— BEGIN Record extracts —

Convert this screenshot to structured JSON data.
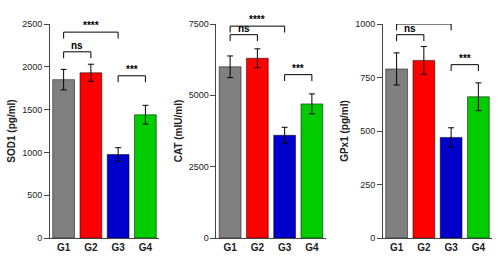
{
  "chart_data": [
    {
      "type": "bar",
      "ylabel": "SOD1 (pg/ml)",
      "categories": [
        "G1",
        "G2",
        "G3",
        "G4"
      ],
      "values": [
        1850,
        1930,
        975,
        1440
      ],
      "errors": [
        120,
        100,
        80,
        110
      ],
      "colors": [
        "#808080",
        "#ff0000",
        "#0000cc",
        "#00cc00"
      ],
      "ylim": [
        0,
        2500
      ],
      "yticks": [
        0,
        500,
        1000,
        1500,
        2000,
        2500
      ],
      "grid": false,
      "annotations": [
        {
          "x1": "G1",
          "x2": "G2",
          "y": 2100,
          "text": "ns"
        },
        {
          "x1": "G1",
          "x2": "G3",
          "y": 2330,
          "text": "****"
        },
        {
          "x1": "G3",
          "x2": "G4",
          "y": 1820,
          "text": "***"
        }
      ]
    },
    {
      "type": "bar",
      "ylabel": "CAT (mIU/ml)",
      "categories": [
        "G1",
        "G2",
        "G3",
        "G4"
      ],
      "values": [
        6000,
        6300,
        3600,
        4700
      ],
      "errors": [
        380,
        330,
        280,
        350
      ],
      "colors": [
        "#808080",
        "#ff0000",
        "#0000cc",
        "#00cc00"
      ],
      "ylim": [
        0,
        7500
      ],
      "yticks": [
        0,
        2500,
        5000,
        7500
      ],
      "grid": false,
      "annotations": [
        {
          "x1": "G1",
          "x2": "G2",
          "y": 6900,
          "text": "ns"
        },
        {
          "x1": "G1",
          "x2": "G3",
          "y": 7200,
          "text": "****"
        },
        {
          "x1": "G3",
          "x2": "G4",
          "y": 5500,
          "text": "***"
        }
      ]
    },
    {
      "type": "bar",
      "ylabel": "GPx1 (pg/ml)",
      "categories": [
        "G1",
        "G2",
        "G3",
        "G4"
      ],
      "values": [
        790,
        830,
        470,
        660
      ],
      "errors": [
        75,
        65,
        45,
        65
      ],
      "colors": [
        "#808080",
        "#ff0000",
        "#0000cc",
        "#00cc00"
      ],
      "ylim": [
        0,
        1000
      ],
      "yticks": [
        0,
        250,
        500,
        750,
        1000
      ],
      "grid": false,
      "annotations": [
        {
          "x1": "G1",
          "x2": "G2",
          "y": 920,
          "text": "ns"
        },
        {
          "x1": "G1",
          "x2": "G3",
          "y": 970,
          "text": "****"
        },
        {
          "x1": "G3",
          "x2": "G4",
          "y": 780,
          "text": "***"
        }
      ]
    }
  ]
}
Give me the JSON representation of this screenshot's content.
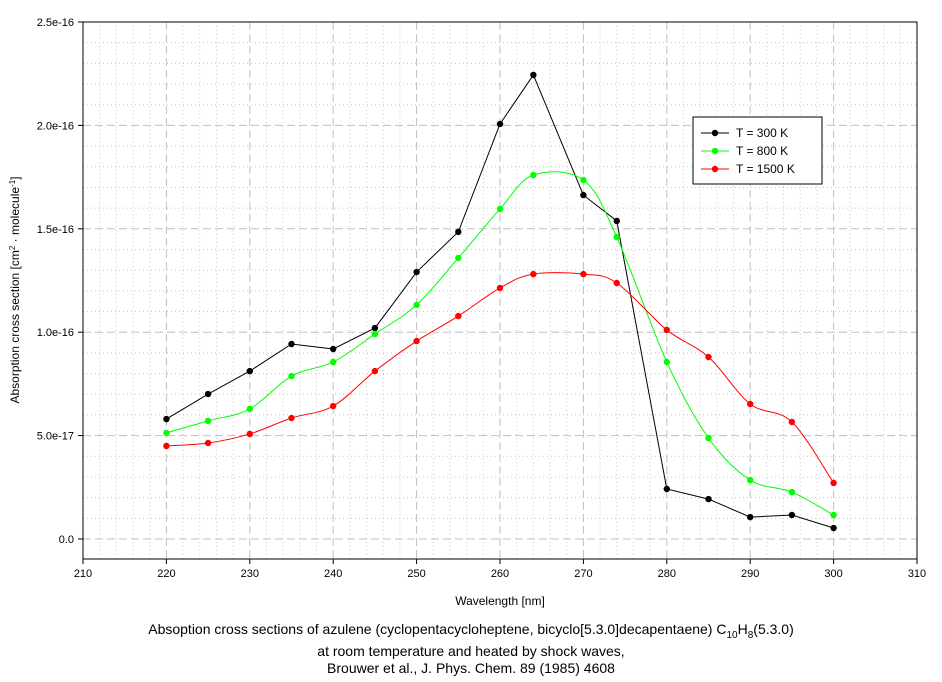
{
  "chart_data": {
    "type": "line",
    "xlabel": "Wavelength [nm]",
    "ylabel_parts": [
      "Absorption cross section [cm",
      "2",
      " · molecule",
      "-1",
      "]"
    ],
    "xlim": [
      210,
      310
    ],
    "ylim": [
      0,
      2.5e-16
    ],
    "xticks": [
      210,
      220,
      230,
      240,
      250,
      260,
      270,
      280,
      290,
      300,
      310
    ],
    "yticks": [
      0,
      5e-17,
      1e-16,
      1.5e-16,
      2e-16,
      2.5e-16
    ],
    "ytick_labels": [
      "0.0",
      "5.0e-17",
      "1.0e-16",
      "1.5e-16",
      "2.0e-16",
      "2.5e-16"
    ],
    "grid": true,
    "legend_position": "top-right",
    "x": [
      220,
      225,
      230,
      235,
      240,
      245,
      250,
      255,
      260,
      264,
      270,
      274,
      280,
      285,
      290,
      295,
      300
    ],
    "series": [
      {
        "name": "T = 300 K",
        "color": "#000000",
        "smooth": false,
        "values": [
          5.8e-17,
          7.01e-17,
          8.12e-17,
          9.43e-17,
          9.19e-17,
          1.02e-16,
          1.291e-16,
          1.485e-16,
          2.007e-16,
          2.244e-16,
          1.663e-16,
          1.538e-16,
          2.42e-17,
          1.93e-17,
          1.06e-17,
          1.16e-17,
          5.3e-18
        ]
      },
      {
        "name": "T = 800 K",
        "color": "#00ff00",
        "smooth": true,
        "values": [
          5.13e-17,
          5.71e-17,
          6.29e-17,
          7.88e-17,
          8.56e-17,
          9.91e-17,
          1.132e-16,
          1.359e-16,
          1.596e-16,
          1.76e-16,
          1.736e-16,
          1.46e-16,
          8.56e-17,
          4.88e-17,
          2.85e-17,
          2.27e-17,
          1.16e-17
        ]
      },
      {
        "name": "T = 1500 K",
        "color": "#ff0000",
        "smooth": true,
        "values": [
          4.5e-17,
          4.64e-17,
          5.08e-17,
          5.85e-17,
          6.43e-17,
          8.12e-17,
          9.57e-17,
          1.078e-16,
          1.214e-16,
          1.281e-16,
          1.281e-16,
          1.238e-16,
          1.011e-16,
          8.8e-17,
          6.53e-17,
          5.66e-17,
          2.71e-17
        ]
      }
    ]
  },
  "caption": {
    "line1_main": "Absoption cross sections of azulene (cyclopentacycloheptene, bicyclo[5.3.0]decapentaene) C",
    "line1_sub1": "10",
    "line1_mid": "H",
    "line1_sub2": "8",
    "line1_end": "(5.3.0)",
    "line2": "at room temperature and heated by shock waves,",
    "line3": "Brouwer et al., J. Phys. Chem. 89 (1985) 4608"
  }
}
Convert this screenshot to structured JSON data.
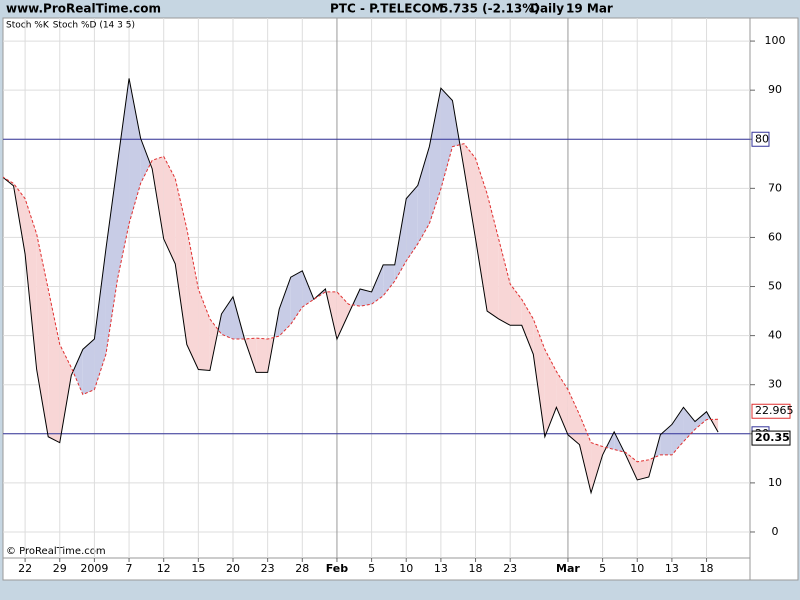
{
  "header": {
    "site": "www.ProRealTime.com",
    "instrument": "PTC - P.TELECOM",
    "price": "5.735 (-2.13%)",
    "period": "Daily",
    "date": "19 Mar"
  },
  "footer": "© ProRealTime.com",
  "chart_data": {
    "type": "line",
    "categories": [
      null,
      null,
      "22",
      null,
      null,
      "29",
      null,
      null,
      "2009",
      null,
      null,
      "7",
      null,
      null,
      "12",
      null,
      null,
      "15",
      null,
      null,
      "20",
      null,
      null,
      "23",
      null,
      null,
      "28",
      null,
      null,
      "Feb",
      null,
      null,
      "5",
      null,
      null,
      "10",
      null,
      null,
      "13",
      null,
      null,
      "18",
      null,
      null,
      "23",
      null,
      null,
      null,
      null,
      "Mar",
      null,
      null,
      "5",
      null,
      null,
      "10",
      null,
      null,
      "13",
      null,
      null,
      "18",
      null
    ],
    "series": [
      {
        "name": "Stoch %K",
        "color": "#000000",
        "values": [
          72.4,
          70.5,
          56.6,
          33.1,
          19.4,
          18.2,
          31.9,
          37.2,
          39.3,
          57.7,
          75.1,
          92.4,
          80.2,
          74.0,
          59.7,
          54.6,
          38.2,
          33.1,
          32.9,
          44.4,
          47.9,
          39.3,
          32.5,
          32.5,
          45.4,
          51.9,
          53.2,
          47.4,
          49.5,
          39.3,
          44.4,
          49.5,
          48.9,
          54.4,
          54.4,
          67.9,
          70.6,
          78.5,
          90.4,
          87.9,
          74.0,
          59.7,
          45.0,
          43.4,
          42.1,
          42.1,
          36.2,
          19.4,
          25.4,
          19.8,
          17.8,
          8.0,
          15.7,
          20.4,
          15.7,
          10.6,
          11.2,
          19.8,
          21.9,
          25.4,
          22.5,
          24.5,
          20.35
        ]
      },
      {
        "name": "Stoch %D (14 3 5)",
        "color": "#e03030",
        "values": [
          72.4,
          71.0,
          67.9,
          60.7,
          49.5,
          38.2,
          33.5,
          28.0,
          29.0,
          36.2,
          51.5,
          62.8,
          71.0,
          75.7,
          76.5,
          72.0,
          61.8,
          49.5,
          43.4,
          40.3,
          39.3,
          39.3,
          39.5,
          39.3,
          39.9,
          42.3,
          45.8,
          47.4,
          48.9,
          48.9,
          46.4,
          46.0,
          46.4,
          48.1,
          51.1,
          55.2,
          58.7,
          62.8,
          69.9,
          78.5,
          79.1,
          76.1,
          68.9,
          59.7,
          50.5,
          47.4,
          43.4,
          37.2,
          32.7,
          29.0,
          23.9,
          18.2,
          17.4,
          16.8,
          16.2,
          14.3,
          14.7,
          15.7,
          15.7,
          18.4,
          20.9,
          22.9,
          22.965
        ]
      }
    ],
    "fill_above": "#c8cce6",
    "fill_below": "#f8d6d6",
    "levels": [
      20,
      80
    ],
    "level_color": "#333399",
    "ylim": [
      -5.3,
      104.7
    ],
    "yticks": [
      0,
      10,
      20,
      30,
      40,
      50,
      60,
      70,
      80,
      90,
      100
    ],
    "grid": true
  }
}
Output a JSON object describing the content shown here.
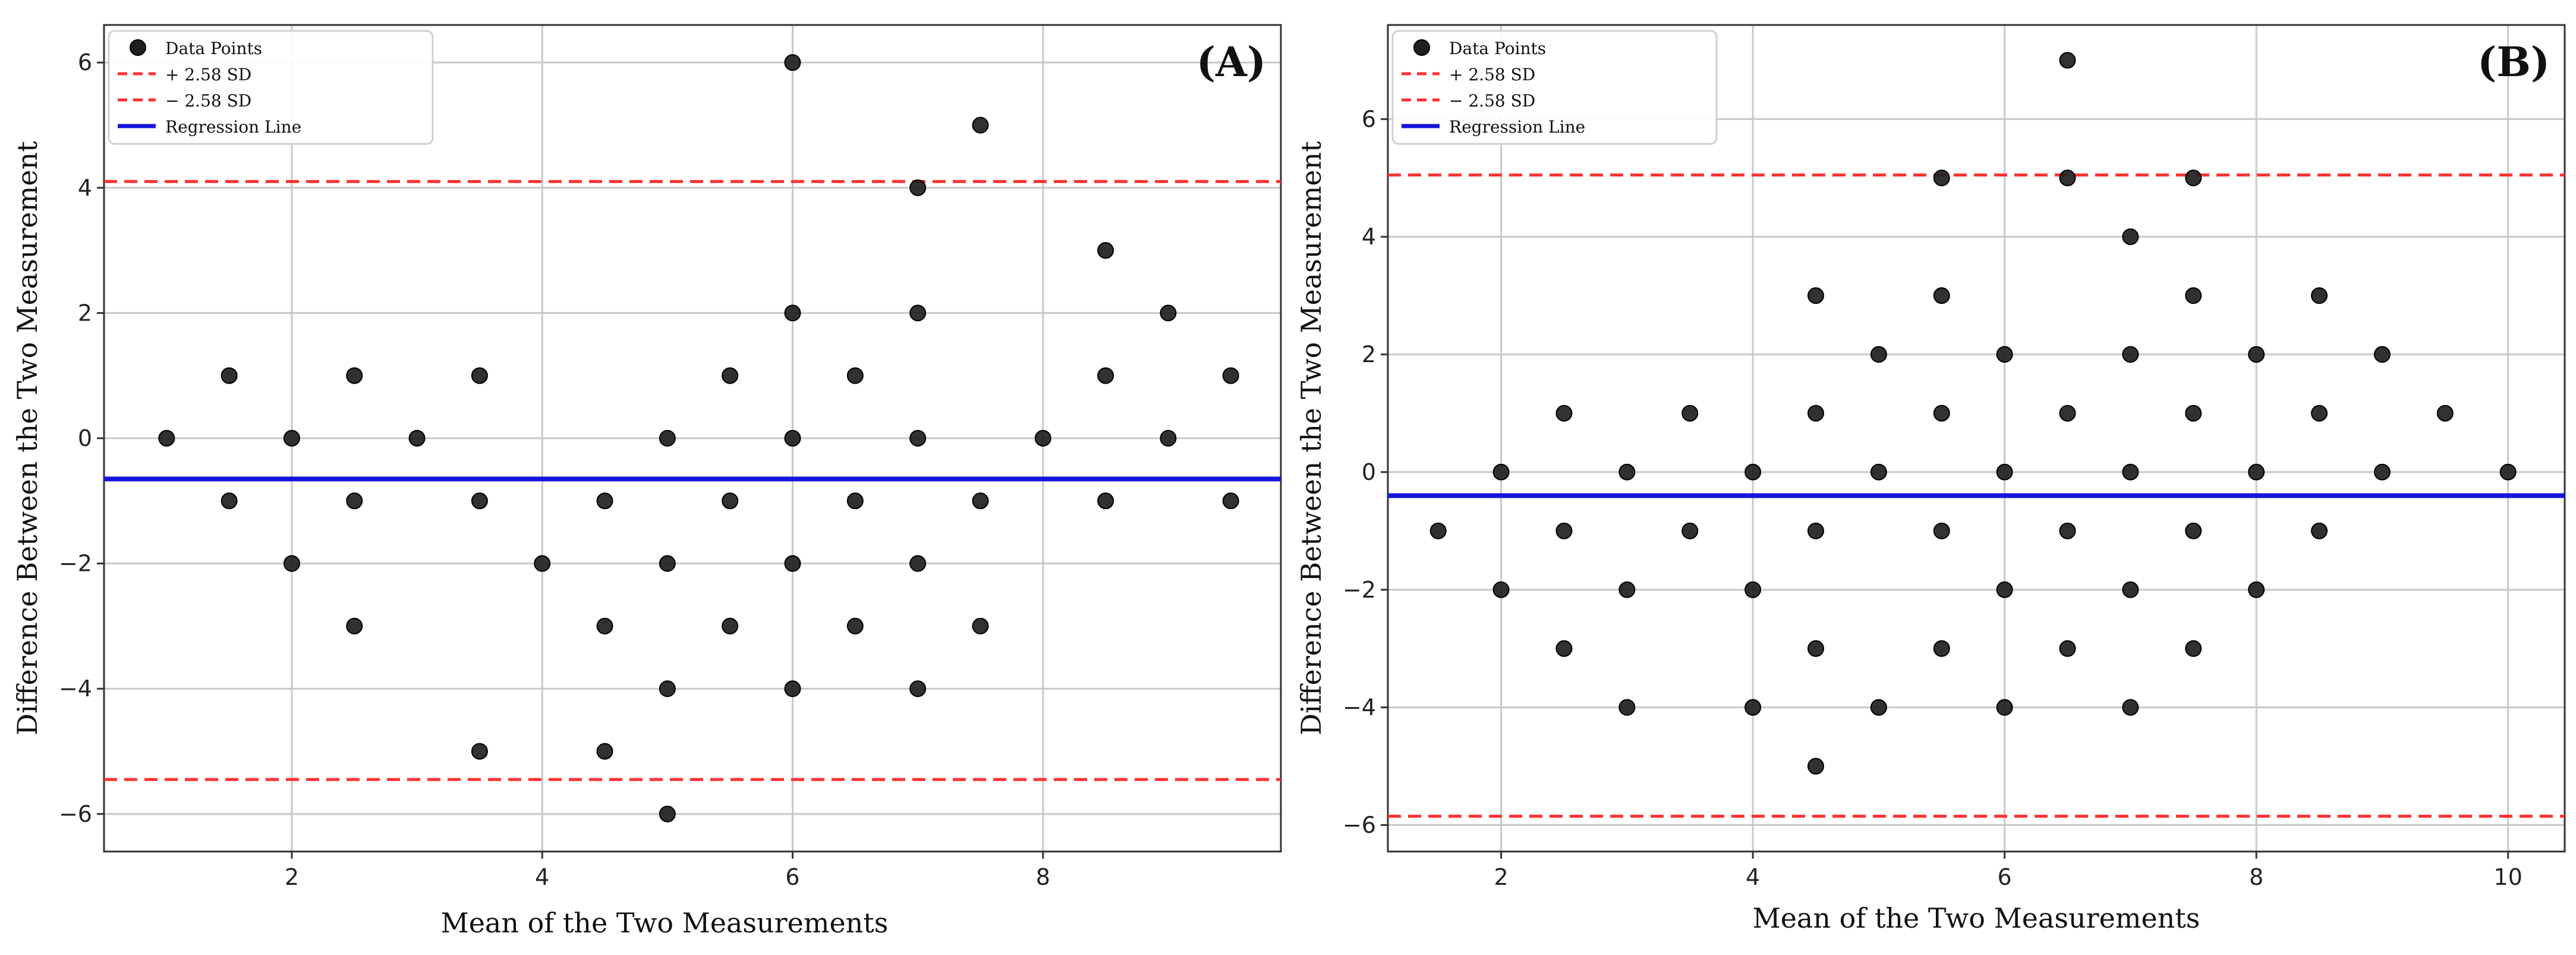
{
  "colors": {
    "point_fill": "#1f1f1f",
    "point_edge": "#000000",
    "sd_line": "#ff3030",
    "regression_line": "#1515dd",
    "grid": "#c8c8c8",
    "axis": "#333333"
  },
  "legend": {
    "points": "Data Points",
    "upper": "+ 2.58 SD",
    "lower": "− 2.58 SD",
    "regression": "Regression Line"
  },
  "chart_data": [
    {
      "type": "scatter",
      "panel_label": "(A)",
      "xlabel": "Mean of the Two Measurements",
      "ylabel": "Difference Between the Two Measurement",
      "xlim": [
        0.5,
        9.9
      ],
      "ylim": [
        -6.6,
        6.6
      ],
      "xticks": [
        2,
        4,
        6,
        8
      ],
      "yticks": [
        -6,
        -4,
        -2,
        0,
        2,
        4,
        6
      ],
      "xtick_labels": [
        "2",
        "4",
        "6",
        "8"
      ],
      "ytick_labels": [
        "−6",
        "−4",
        "−2",
        "0",
        "2",
        "4",
        "6"
      ],
      "upper_sd": 4.1,
      "lower_sd": -5.45,
      "regression": {
        "x": [
          0.5,
          9.9
        ],
        "y": [
          -0.65,
          -0.65
        ]
      },
      "points": [
        [
          1,
          0
        ],
        [
          1.5,
          1
        ],
        [
          1.5,
          -1
        ],
        [
          2,
          0
        ],
        [
          2,
          -2
        ],
        [
          2.5,
          1
        ],
        [
          2.5,
          -1
        ],
        [
          2.5,
          -3
        ],
        [
          3,
          0
        ],
        [
          3.5,
          1
        ],
        [
          3.5,
          -1
        ],
        [
          3.5,
          -5
        ],
        [
          4,
          -2
        ],
        [
          4.5,
          -1
        ],
        [
          4.5,
          -3
        ],
        [
          4.5,
          -5
        ],
        [
          5,
          0
        ],
        [
          5,
          -2
        ],
        [
          5,
          -4
        ],
        [
          5,
          -6
        ],
        [
          5.5,
          1
        ],
        [
          5.5,
          -1
        ],
        [
          5.5,
          -3
        ],
        [
          6,
          6
        ],
        [
          6,
          2
        ],
        [
          6,
          0
        ],
        [
          6,
          -2
        ],
        [
          6,
          -4
        ],
        [
          6.5,
          1
        ],
        [
          6.5,
          -1
        ],
        [
          6.5,
          -3
        ],
        [
          7,
          4
        ],
        [
          7,
          2
        ],
        [
          7,
          0
        ],
        [
          7,
          -2
        ],
        [
          7,
          -4
        ],
        [
          7.5,
          5
        ],
        [
          7.5,
          -1
        ],
        [
          7.5,
          -3
        ],
        [
          8,
          0
        ],
        [
          8.5,
          3
        ],
        [
          8.5,
          1
        ],
        [
          8.5,
          -1
        ],
        [
          9,
          2
        ],
        [
          9,
          0
        ],
        [
          9.5,
          1
        ],
        [
          9.5,
          -1
        ]
      ]
    },
    {
      "type": "scatter",
      "panel_label": "(B)",
      "xlabel": "Mean of the Two Measurements",
      "ylabel": "Difference Between the Two Measurement",
      "xlim": [
        1.1,
        10.45
      ],
      "ylim": [
        -6.45,
        7.6
      ],
      "xticks": [
        2,
        4,
        6,
        8,
        10
      ],
      "yticks": [
        -6,
        -4,
        -2,
        0,
        2,
        4,
        6
      ],
      "xtick_labels": [
        "2",
        "4",
        "6",
        "8",
        "10"
      ],
      "ytick_labels": [
        "−6",
        "−4",
        "−2",
        "0",
        "2",
        "4",
        "6"
      ],
      "upper_sd": 5.05,
      "lower_sd": -5.85,
      "regression": {
        "x": [
          1.1,
          10.45
        ],
        "y": [
          -0.4,
          -0.4
        ]
      },
      "points": [
        [
          1.5,
          -1
        ],
        [
          2,
          0
        ],
        [
          2,
          -2
        ],
        [
          2.5,
          1
        ],
        [
          2.5,
          -1
        ],
        [
          2.5,
          -3
        ],
        [
          3,
          0
        ],
        [
          3,
          -2
        ],
        [
          3,
          -4
        ],
        [
          3.5,
          1
        ],
        [
          3.5,
          -1
        ],
        [
          4,
          0
        ],
        [
          4,
          -2
        ],
        [
          4,
          -4
        ],
        [
          4.5,
          3
        ],
        [
          4.5,
          1
        ],
        [
          4.5,
          -1
        ],
        [
          4.5,
          -3
        ],
        [
          4.5,
          -5
        ],
        [
          5,
          2
        ],
        [
          5,
          0
        ],
        [
          5,
          -4
        ],
        [
          5.5,
          5
        ],
        [
          5.5,
          3
        ],
        [
          5.5,
          1
        ],
        [
          5.5,
          -1
        ],
        [
          5.5,
          -3
        ],
        [
          6,
          2
        ],
        [
          6,
          0
        ],
        [
          6,
          -2
        ],
        [
          6,
          -4
        ],
        [
          6.5,
          7
        ],
        [
          6.5,
          5
        ],
        [
          6.5,
          1
        ],
        [
          6.5,
          -1
        ],
        [
          6.5,
          -3
        ],
        [
          7,
          4
        ],
        [
          7,
          2
        ],
        [
          7,
          0
        ],
        [
          7,
          -2
        ],
        [
          7,
          -4
        ],
        [
          7.5,
          5
        ],
        [
          7.5,
          3
        ],
        [
          7.5,
          1
        ],
        [
          7.5,
          -1
        ],
        [
          7.5,
          -3
        ],
        [
          8,
          2
        ],
        [
          8,
          0
        ],
        [
          8,
          -2
        ],
        [
          8.5,
          3
        ],
        [
          8.5,
          1
        ],
        [
          8.5,
          -1
        ],
        [
          9,
          2
        ],
        [
          9,
          0
        ],
        [
          9.5,
          1
        ],
        [
          10,
          0
        ]
      ]
    }
  ]
}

— END Record extracts —

> _What the task asks_
Which lines of the material contain the string "ProRealTime"? List each of them.

> _Reply_
    "site": "www.ProRealTime.com",
  "footer": "© ProRealTime.com",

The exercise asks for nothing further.